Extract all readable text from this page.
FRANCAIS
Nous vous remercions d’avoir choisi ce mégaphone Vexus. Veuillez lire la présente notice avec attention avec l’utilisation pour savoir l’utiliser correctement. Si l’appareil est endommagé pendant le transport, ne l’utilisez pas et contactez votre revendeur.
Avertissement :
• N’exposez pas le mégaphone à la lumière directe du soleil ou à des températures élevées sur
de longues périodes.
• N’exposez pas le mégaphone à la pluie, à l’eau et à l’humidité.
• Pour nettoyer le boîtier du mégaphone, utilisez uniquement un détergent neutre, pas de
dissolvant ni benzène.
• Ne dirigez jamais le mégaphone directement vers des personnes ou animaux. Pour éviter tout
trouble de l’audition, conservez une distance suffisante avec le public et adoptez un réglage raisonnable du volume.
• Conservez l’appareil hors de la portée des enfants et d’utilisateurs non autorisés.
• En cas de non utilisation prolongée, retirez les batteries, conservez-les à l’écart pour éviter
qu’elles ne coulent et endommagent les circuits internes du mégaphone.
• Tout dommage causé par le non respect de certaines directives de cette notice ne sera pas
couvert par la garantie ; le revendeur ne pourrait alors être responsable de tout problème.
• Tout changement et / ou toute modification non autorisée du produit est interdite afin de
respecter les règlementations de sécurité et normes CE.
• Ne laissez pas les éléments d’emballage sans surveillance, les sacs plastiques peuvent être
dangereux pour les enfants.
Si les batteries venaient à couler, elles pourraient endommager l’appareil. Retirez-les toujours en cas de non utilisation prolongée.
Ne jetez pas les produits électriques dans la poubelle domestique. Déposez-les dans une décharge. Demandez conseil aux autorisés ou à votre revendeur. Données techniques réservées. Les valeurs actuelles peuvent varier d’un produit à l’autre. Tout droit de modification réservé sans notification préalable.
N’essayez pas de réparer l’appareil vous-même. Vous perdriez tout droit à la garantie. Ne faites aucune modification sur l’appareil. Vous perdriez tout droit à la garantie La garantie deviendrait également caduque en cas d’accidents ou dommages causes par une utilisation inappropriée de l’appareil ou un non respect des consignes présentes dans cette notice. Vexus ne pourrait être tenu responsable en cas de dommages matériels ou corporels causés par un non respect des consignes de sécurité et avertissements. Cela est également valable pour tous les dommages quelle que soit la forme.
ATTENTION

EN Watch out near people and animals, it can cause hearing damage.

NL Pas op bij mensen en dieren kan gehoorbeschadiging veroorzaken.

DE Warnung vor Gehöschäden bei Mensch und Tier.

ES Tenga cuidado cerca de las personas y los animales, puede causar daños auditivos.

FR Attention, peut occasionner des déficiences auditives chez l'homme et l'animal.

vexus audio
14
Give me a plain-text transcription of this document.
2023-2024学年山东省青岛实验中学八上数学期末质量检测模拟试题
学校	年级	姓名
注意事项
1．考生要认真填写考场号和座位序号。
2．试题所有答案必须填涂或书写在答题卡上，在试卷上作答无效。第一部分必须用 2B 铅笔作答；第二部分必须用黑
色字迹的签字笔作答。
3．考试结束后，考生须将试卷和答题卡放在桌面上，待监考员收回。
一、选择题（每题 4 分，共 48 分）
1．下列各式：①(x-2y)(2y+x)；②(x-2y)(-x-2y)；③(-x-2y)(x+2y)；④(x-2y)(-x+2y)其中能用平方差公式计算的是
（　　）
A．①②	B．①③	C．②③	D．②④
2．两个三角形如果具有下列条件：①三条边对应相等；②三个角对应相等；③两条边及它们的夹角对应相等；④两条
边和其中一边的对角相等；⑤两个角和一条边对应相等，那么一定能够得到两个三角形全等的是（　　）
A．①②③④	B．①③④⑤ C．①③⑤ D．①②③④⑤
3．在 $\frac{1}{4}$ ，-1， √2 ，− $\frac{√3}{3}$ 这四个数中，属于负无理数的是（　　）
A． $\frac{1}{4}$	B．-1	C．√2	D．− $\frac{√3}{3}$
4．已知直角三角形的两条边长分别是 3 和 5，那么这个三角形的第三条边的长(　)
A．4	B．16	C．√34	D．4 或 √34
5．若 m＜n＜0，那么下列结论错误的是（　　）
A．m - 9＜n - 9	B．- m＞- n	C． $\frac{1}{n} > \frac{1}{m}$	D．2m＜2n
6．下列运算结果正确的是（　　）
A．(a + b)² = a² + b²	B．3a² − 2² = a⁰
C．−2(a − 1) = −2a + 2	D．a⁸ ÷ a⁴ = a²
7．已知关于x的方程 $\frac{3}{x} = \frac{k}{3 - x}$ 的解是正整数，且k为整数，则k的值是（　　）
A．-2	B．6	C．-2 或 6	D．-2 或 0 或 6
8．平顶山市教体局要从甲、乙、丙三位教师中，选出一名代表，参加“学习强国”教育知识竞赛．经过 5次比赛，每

★ ★ ★ ★ ★

Problem to work on:
Here, the records must be output exactly and in full.

Finished exercise:
Extract all readable text from this page.
FRANCAIS
Nous vous remercions d’avoir choisi ce mégaphone Vexus. Veuillez lire la présente notice avec attention avec l’utilisation pour savoir l’utiliser correctement. Si l’appareil est endommagé pendant le transport, ne l’utilisez pas et contactez votre revendeur.
Avertissement :
• N’exposez pas le mégaphone à la lumière directe du soleil ou à des températures élevées sur
de longues périodes.
• N’exposez pas le mégaphone à la pluie, à l’eau et à l’humidité.
• Pour nettoyer le boîtier du mégaphone, utilisez uniquement un détergent neutre, pas de
dissolvant ni benzène.
• Ne dirigez jamais le mégaphone directement vers des personnes ou animaux. Pour éviter tout
trouble de l’audition, conservez une distance suffisante avec le public et adoptez un réglage raisonnable du volume.
• Conservez l’appareil hors de la portée des enfants et d’utilisateurs non autorisés.
• En cas de non utilisation prolongée, retirez les batteries, conservez-les à l’écart pour éviter
qu’elles ne coulent et endommagent les circuits internes du mégaphone.
• Tout dommage causé par le non respect de certaines directives de cette notice ne sera pas
couvert par la garantie ; le revendeur ne pourrait alors être responsable de tout problème.
• Tout changement et / ou toute modification non autorisée du produit est interdite afin de
respecter les règlementations de sécurité et normes CE.
• Ne laissez pas les éléments d’emballage sans surveillance, les sacs plastiques peuvent être
dangereux pour les enfants.
Si les batteries venaient à couler, elles pourraient endommager l’appareil. Retirez-les toujours en cas de non utilisation prolongée.
Ne jetez pas les produits électriques dans la poubelle domestique. Déposez-les dans une décharge. Demandez conseil aux autorisés ou à votre revendeur. Données techniques réservées. Les valeurs actuelles peuvent varier d’un produit à l’autre. Tout droit de modification réservé sans notification préalable.
N’essayez pas de réparer l’appareil vous-même. Vous perdriez tout droit à la garantie. Ne faites aucune modification sur l’appareil. Vous perdriez tout droit à la garantie La garantie deviendrait également caduque en cas d’accidents ou dommages causes par une utilisation inappropriée de l’appareil ou un non respect des consignes présentes dans cette notice. Vexus ne pourrait être tenu responsable en cas de dommages matériels ou corporels causés par un non respect des consignes de sécurité et avertissements. Cela est également valable pour tous les dommages quelle que soit la forme.
ATTENTION

EN Watch out near people and animals, it can cause hearing damage.

NL Pas op bij mensen en dieren kan gehoorbeschadiging veroorzaken.

DE Warnung vor Gehöschäden bei Mensch und Tier.

ES Tenga cuidado cerca de las personas y los animales, puede causar daños auditivos.

FR Attention, peut occasionner des déficiences auditives chez l'homme et l'animal.

vexus audio
14
Give me a plain-text transcription of this document.
2023-2024学年山东省青岛实验中学八上数学期末质量检测模拟试题
学校	年级	姓名
注意事项
1．考生要认真填写考场号和座位序号。
2．试题所有答案必须填涂或书写在答题卡上，在试卷上作答无效。第一部分必须用 2B 铅笔作答；第二部分必须用黑
色字迹的签字笔作答。
3．考试结束后，考生须将试卷和答题卡放在桌面上，待监考员收回。
一、选择题（每题 4 分，共 48 分）
1．下列各式：①(x-2y)(2y+x)；②(x-2y)(-x-2y)；③(-x-2y)(x+2y)；④(x-2y)(-x+2y)其中能用平方差公式计算的是
（　　）
A．①②	B．①③	C．②③	D．②④
2．两个三角形如果具有下列条件：①三条边对应相等；②三个角对应相等；③两条边及它们的夹角对应相等；④两条
边和其中一边的对角相等；⑤两个角和一条边对应相等，那么一定能够得到两个三角形全等的是（　　）
A．①②③④	B．①③④⑤ C．①③⑤ D．①②③④⑤
3．在 $\frac{1}{4}$ ，-1， √2 ，− $\frac{√3}{3}$ 这四个数中，属于负无理数的是（　　）
A． $\frac{1}{4}$	B．-1	C．√2	D．− $\frac{√3}{3}$
4．已知直角三角形的两条边长分别是 3 和 5，那么这个三角形的第三条边的长(　)
A．4	B．16	C．√34	D．4 或 √34
5．若 m＜n＜0，那么下列结论错误的是（　　）
A．m - 9＜n - 9	B．- m＞- n	C． $\frac{1}{n} > \frac{1}{m}$	D．2m＜2n
6．下列运算结果正确的是（　　）
A．(a + b)² = a² + b²	B．3a² − 2² = a⁰
C．−2(a − 1) = −2a + 2	D．a⁸ ÷ a⁴ = a²
7．已知关于x的方程 $\frac{3}{x} = \frac{k}{3 - x}$ 的解是正整数，且k为整数，则k的值是（　　）
A．-2	B．6	C．-2 或 6	D．-2 或 0 或 6
8．平顶山市教体局要从甲、乙、丙三位教师中，选出一名代表，参加“学习强国”教育知识竞赛．经过 5次比赛，每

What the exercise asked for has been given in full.